Figure record listings:
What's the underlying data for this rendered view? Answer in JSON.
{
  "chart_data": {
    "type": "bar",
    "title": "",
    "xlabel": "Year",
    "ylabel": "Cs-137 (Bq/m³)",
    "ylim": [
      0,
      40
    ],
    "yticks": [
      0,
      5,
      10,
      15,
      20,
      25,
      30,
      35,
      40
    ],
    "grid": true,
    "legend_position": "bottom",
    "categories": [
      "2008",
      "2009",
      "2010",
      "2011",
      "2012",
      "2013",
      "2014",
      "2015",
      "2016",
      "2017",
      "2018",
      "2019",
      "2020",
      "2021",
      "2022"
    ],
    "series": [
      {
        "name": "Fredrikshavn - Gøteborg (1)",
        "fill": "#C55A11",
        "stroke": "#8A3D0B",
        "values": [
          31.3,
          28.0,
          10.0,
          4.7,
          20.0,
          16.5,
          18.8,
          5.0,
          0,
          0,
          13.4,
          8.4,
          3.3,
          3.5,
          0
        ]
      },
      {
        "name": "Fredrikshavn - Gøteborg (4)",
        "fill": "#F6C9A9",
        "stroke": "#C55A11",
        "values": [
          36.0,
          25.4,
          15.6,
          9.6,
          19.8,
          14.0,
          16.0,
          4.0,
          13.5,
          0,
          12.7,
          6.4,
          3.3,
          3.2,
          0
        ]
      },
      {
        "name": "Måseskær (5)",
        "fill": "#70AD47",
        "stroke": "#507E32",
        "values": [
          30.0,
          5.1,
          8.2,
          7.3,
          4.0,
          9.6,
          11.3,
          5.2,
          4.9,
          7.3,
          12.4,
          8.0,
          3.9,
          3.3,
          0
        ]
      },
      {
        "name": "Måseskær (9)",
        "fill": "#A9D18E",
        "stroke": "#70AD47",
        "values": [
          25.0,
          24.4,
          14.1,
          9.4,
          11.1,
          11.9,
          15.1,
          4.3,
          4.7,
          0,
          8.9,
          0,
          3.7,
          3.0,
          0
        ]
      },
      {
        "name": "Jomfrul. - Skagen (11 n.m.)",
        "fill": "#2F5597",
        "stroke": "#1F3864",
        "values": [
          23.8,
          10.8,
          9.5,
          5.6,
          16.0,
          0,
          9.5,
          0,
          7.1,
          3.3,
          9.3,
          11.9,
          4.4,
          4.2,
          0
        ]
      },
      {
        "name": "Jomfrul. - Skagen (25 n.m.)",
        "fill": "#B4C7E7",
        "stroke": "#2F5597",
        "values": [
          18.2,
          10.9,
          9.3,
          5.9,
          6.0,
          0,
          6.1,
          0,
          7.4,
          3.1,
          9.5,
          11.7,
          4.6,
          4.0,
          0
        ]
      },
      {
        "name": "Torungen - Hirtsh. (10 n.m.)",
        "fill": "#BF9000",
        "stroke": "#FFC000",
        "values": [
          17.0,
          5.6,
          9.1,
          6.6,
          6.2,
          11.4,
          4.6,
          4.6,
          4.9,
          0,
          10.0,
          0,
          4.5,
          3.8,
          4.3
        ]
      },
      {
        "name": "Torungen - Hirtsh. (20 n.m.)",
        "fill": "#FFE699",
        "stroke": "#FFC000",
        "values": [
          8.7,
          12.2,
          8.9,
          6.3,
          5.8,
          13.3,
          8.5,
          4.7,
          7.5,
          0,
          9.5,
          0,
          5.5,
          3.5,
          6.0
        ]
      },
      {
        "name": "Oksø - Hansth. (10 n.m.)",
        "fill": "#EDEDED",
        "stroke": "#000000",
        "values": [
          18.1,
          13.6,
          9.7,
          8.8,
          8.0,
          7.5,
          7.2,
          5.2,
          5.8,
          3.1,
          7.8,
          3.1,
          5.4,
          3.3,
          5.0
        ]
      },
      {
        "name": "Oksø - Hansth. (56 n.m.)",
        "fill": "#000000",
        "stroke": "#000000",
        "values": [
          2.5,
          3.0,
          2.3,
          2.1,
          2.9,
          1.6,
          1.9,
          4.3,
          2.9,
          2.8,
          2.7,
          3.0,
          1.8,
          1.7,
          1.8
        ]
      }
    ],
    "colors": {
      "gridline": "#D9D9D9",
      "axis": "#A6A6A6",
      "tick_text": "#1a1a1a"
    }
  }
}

--- Aim ---
Report only how many lines in the records contain the word "stroke".

--- Response below ---
10